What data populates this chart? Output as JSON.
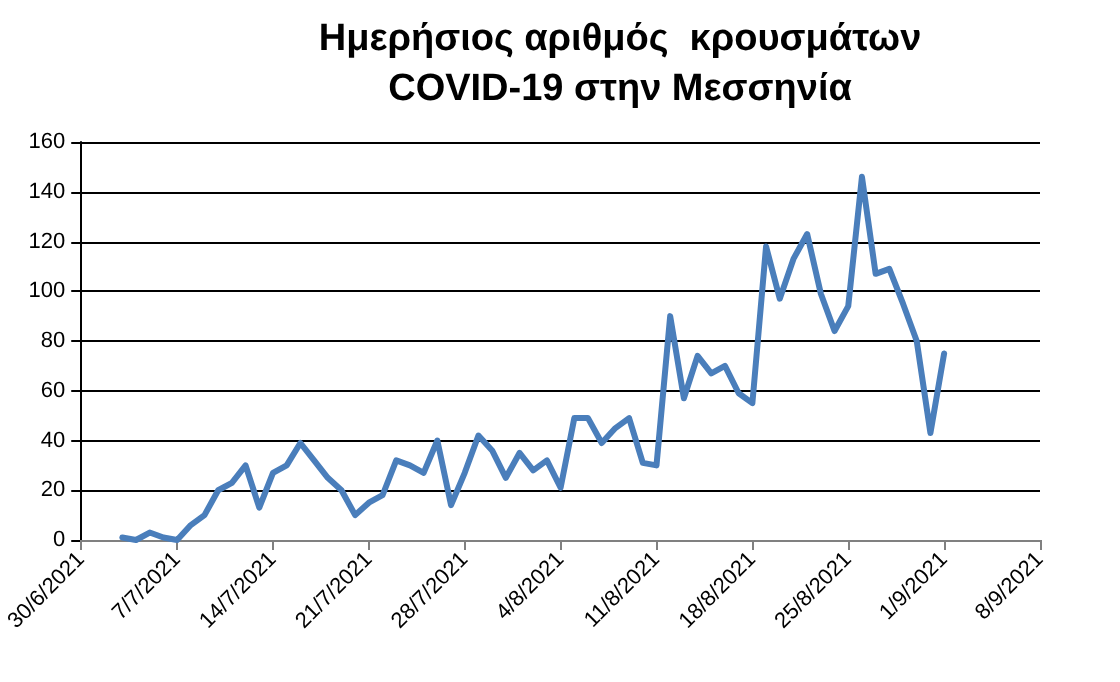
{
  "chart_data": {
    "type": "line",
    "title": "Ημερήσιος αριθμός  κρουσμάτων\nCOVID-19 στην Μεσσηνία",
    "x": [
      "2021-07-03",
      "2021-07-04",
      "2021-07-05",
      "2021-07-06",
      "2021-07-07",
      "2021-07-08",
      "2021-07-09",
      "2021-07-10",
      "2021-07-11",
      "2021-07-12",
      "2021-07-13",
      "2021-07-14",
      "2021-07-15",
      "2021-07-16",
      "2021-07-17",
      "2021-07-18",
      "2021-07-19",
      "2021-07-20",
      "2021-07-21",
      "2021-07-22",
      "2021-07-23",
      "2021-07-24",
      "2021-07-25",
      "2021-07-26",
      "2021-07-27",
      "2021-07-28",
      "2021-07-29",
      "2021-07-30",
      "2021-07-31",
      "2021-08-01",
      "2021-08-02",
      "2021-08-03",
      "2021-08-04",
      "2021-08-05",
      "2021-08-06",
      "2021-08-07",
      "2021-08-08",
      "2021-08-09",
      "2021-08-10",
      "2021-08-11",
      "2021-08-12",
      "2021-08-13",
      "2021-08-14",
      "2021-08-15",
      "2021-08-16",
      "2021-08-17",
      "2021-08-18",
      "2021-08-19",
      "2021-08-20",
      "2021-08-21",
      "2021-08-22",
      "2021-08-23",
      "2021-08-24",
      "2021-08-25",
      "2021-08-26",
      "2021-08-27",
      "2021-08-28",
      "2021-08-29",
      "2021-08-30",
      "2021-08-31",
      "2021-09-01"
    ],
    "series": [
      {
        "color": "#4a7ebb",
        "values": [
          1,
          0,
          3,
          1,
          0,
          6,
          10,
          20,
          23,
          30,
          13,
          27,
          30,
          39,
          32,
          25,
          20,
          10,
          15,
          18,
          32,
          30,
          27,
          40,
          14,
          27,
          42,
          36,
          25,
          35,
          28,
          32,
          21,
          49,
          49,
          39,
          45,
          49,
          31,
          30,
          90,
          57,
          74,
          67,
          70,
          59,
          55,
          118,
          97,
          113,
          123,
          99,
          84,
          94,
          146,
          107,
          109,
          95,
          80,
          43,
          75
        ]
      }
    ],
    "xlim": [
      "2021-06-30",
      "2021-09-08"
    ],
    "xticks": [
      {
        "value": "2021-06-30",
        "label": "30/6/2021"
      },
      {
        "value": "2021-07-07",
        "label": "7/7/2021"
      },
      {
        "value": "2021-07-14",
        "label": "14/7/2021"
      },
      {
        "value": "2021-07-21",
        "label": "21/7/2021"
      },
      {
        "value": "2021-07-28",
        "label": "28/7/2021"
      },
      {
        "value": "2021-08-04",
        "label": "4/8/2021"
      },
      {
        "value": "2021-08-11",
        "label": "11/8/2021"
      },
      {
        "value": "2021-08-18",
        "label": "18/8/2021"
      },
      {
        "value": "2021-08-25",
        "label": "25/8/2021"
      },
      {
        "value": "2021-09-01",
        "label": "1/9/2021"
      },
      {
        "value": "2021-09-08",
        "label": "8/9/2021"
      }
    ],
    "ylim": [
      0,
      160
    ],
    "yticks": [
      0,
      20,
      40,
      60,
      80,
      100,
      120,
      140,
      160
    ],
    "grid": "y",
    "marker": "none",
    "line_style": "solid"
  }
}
========
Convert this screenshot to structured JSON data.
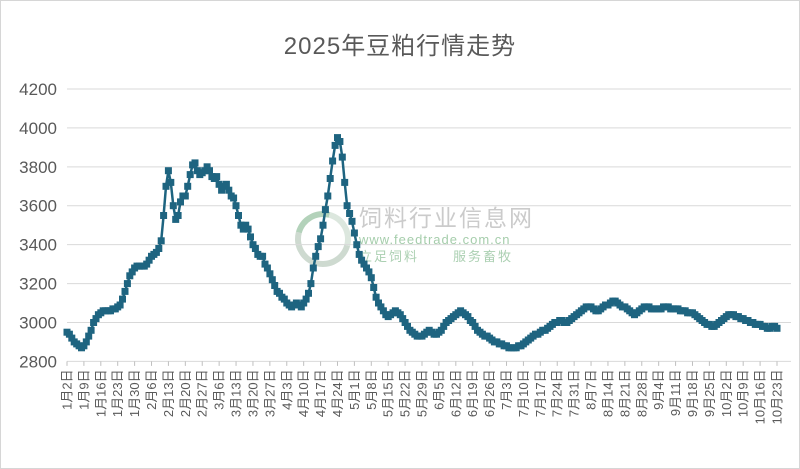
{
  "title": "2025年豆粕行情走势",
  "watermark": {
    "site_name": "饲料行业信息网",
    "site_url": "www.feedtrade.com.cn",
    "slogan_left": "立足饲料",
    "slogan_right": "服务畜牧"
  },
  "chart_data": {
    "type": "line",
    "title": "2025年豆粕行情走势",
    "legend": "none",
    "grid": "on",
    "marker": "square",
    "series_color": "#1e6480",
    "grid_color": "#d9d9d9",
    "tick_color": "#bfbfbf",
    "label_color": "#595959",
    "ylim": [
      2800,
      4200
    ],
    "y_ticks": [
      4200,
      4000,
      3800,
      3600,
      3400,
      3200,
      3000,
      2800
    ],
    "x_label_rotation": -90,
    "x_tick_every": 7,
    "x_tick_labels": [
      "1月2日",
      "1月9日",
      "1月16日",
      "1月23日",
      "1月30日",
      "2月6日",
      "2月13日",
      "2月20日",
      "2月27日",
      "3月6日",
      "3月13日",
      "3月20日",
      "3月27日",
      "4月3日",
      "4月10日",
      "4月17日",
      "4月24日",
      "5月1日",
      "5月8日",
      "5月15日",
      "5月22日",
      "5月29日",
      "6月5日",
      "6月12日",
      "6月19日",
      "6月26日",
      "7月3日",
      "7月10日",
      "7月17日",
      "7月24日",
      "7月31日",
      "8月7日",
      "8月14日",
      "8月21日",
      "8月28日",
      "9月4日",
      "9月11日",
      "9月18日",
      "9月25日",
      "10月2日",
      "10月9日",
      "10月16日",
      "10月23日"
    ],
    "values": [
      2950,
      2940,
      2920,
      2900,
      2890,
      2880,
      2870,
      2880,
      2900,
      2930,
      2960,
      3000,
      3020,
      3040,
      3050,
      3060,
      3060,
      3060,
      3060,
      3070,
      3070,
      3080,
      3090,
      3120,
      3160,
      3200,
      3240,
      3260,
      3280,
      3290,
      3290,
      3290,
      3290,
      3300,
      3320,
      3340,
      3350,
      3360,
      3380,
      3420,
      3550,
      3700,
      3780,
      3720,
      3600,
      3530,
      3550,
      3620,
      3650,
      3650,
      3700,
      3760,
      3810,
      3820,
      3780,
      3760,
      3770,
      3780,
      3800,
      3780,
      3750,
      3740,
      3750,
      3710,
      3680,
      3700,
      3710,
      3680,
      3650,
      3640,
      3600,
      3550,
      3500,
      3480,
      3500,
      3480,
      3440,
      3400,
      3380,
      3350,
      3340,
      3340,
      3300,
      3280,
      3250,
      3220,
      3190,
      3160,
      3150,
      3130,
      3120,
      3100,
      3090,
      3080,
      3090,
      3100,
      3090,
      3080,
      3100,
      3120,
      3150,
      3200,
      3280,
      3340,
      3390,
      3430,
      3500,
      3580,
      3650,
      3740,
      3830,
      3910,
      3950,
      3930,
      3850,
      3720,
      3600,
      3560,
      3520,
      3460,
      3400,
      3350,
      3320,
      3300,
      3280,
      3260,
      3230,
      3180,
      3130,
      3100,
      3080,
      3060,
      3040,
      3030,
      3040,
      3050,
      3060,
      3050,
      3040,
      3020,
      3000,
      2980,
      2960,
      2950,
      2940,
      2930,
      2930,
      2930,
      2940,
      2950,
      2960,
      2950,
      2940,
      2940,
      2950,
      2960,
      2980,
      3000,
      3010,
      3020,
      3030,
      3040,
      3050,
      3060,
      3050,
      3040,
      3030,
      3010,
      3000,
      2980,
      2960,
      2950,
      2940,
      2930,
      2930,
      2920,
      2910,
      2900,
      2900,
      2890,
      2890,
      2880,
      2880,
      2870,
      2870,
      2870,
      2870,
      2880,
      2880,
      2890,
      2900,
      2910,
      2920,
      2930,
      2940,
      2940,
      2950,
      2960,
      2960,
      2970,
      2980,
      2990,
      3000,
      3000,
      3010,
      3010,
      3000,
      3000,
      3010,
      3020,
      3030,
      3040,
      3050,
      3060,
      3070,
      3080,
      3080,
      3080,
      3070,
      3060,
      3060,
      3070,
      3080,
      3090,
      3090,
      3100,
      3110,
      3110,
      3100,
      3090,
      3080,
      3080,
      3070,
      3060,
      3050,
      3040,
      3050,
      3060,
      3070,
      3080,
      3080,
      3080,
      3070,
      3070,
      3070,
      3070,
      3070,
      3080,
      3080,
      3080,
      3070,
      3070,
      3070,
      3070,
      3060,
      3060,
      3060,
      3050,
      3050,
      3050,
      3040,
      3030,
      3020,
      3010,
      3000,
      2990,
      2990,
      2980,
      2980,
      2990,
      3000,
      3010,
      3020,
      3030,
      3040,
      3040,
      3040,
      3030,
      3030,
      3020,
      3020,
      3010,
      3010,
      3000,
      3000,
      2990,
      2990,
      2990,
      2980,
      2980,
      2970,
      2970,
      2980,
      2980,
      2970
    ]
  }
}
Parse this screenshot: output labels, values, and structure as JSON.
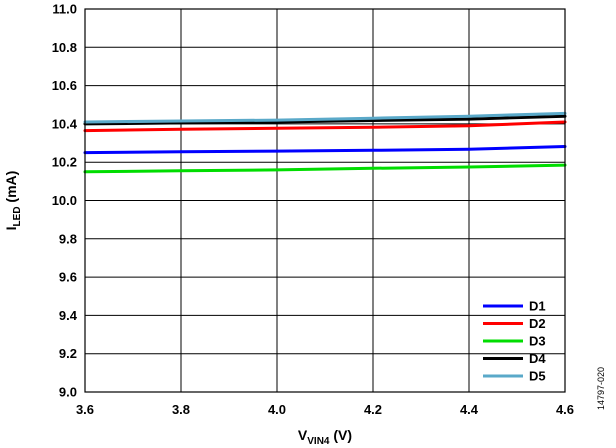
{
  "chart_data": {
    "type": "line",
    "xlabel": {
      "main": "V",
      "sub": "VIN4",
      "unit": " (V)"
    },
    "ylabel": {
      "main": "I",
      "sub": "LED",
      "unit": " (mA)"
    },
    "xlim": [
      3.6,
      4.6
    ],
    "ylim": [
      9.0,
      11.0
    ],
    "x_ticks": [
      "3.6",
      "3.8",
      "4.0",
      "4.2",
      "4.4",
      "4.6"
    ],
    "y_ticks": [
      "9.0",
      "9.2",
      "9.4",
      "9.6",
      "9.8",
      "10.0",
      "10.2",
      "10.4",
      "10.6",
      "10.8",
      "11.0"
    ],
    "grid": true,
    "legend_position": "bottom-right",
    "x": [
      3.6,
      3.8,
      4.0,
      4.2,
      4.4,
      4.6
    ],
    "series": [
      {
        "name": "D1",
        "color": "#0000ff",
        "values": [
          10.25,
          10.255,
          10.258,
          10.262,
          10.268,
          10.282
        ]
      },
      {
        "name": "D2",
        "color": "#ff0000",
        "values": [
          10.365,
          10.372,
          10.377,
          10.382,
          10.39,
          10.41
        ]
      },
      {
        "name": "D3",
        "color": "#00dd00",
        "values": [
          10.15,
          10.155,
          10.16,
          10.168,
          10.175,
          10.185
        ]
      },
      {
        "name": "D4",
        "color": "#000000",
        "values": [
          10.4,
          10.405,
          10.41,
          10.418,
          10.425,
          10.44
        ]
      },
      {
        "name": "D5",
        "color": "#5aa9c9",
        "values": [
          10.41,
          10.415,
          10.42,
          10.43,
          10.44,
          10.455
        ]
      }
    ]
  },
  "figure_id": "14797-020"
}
========
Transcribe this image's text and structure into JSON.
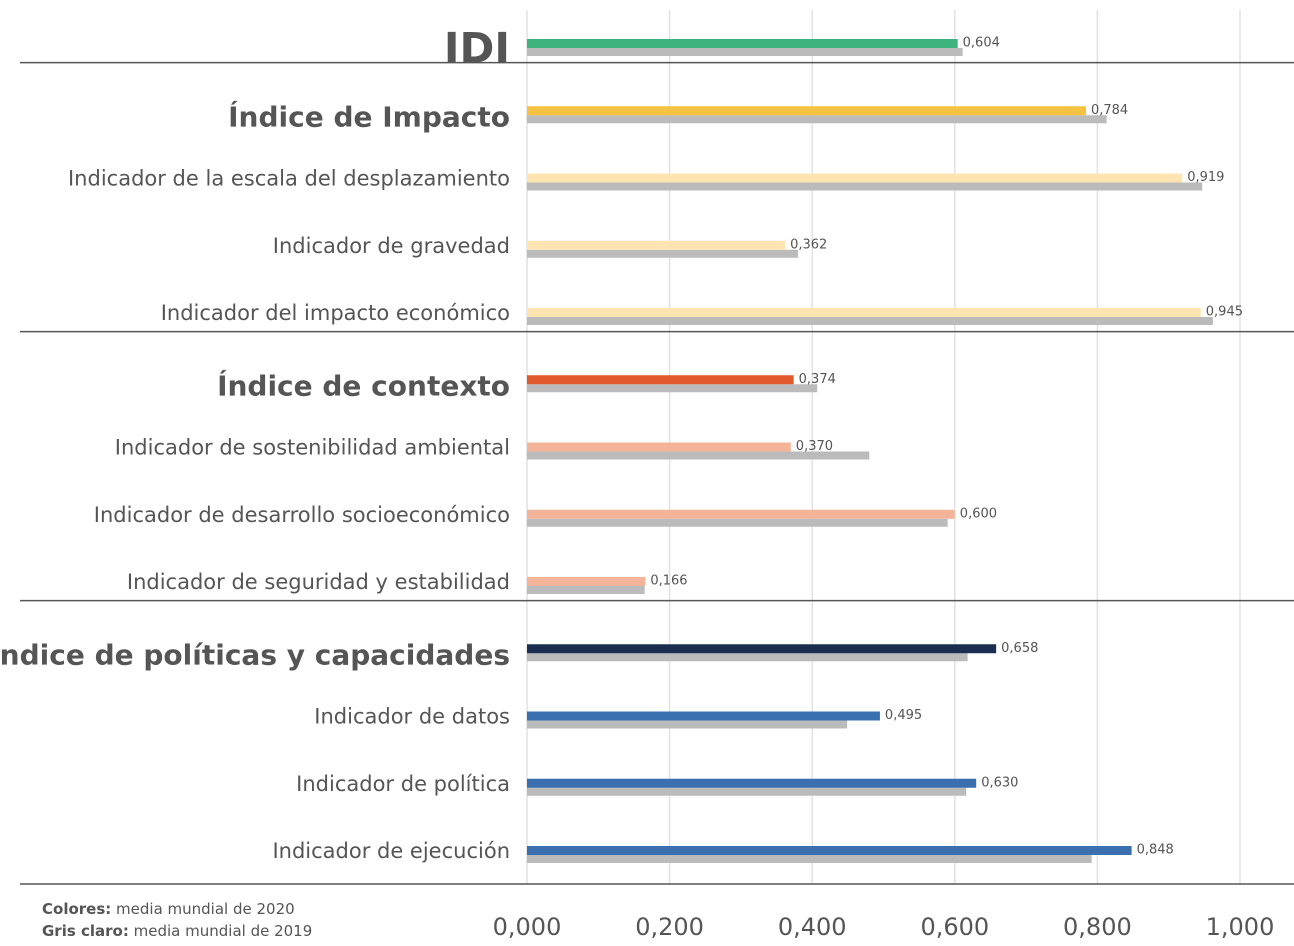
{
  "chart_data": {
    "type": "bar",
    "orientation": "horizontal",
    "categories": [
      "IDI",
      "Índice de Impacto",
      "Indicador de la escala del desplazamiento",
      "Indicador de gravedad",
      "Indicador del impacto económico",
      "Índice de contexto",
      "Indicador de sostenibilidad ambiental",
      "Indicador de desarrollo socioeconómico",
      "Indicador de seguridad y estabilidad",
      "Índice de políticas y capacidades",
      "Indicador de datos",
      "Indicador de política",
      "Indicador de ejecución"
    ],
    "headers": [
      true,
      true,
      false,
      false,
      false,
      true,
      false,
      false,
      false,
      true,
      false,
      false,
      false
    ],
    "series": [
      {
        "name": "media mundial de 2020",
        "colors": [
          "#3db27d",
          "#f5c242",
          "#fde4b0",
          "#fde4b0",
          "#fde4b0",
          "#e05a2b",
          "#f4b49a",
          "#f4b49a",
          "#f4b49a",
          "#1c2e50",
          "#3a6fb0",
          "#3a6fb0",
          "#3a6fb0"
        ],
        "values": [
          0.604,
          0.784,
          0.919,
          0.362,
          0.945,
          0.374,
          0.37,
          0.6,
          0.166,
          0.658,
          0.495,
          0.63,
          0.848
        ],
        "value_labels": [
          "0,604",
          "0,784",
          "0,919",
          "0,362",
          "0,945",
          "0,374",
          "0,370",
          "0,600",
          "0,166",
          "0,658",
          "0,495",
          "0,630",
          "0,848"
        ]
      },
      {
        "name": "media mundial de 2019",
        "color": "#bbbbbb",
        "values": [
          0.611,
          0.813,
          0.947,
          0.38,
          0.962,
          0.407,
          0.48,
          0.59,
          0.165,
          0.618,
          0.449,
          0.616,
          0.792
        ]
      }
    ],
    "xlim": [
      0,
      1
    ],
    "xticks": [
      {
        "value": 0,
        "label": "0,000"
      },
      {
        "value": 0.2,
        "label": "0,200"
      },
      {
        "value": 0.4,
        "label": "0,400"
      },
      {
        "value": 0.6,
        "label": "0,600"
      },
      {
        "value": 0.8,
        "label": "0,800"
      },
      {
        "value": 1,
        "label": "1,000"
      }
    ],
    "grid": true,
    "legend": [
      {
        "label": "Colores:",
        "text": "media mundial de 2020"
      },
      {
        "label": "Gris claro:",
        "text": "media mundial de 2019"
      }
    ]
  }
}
========
**Do this**:
Copy out all lines above that include the string "Indicador".

**Written response**:
      "Indicador de la escala del desplazamiento",
      "Indicador de gravedad",
      "Indicador del impacto económico",
      "Indicador de sostenibilidad ambiental",
      "Indicador de desarrollo socioeconómico",
      "Indicador de seguridad y estabilidad",
      "Indicador de datos",
      "Indicador de política",
      "Indicador de ejecución"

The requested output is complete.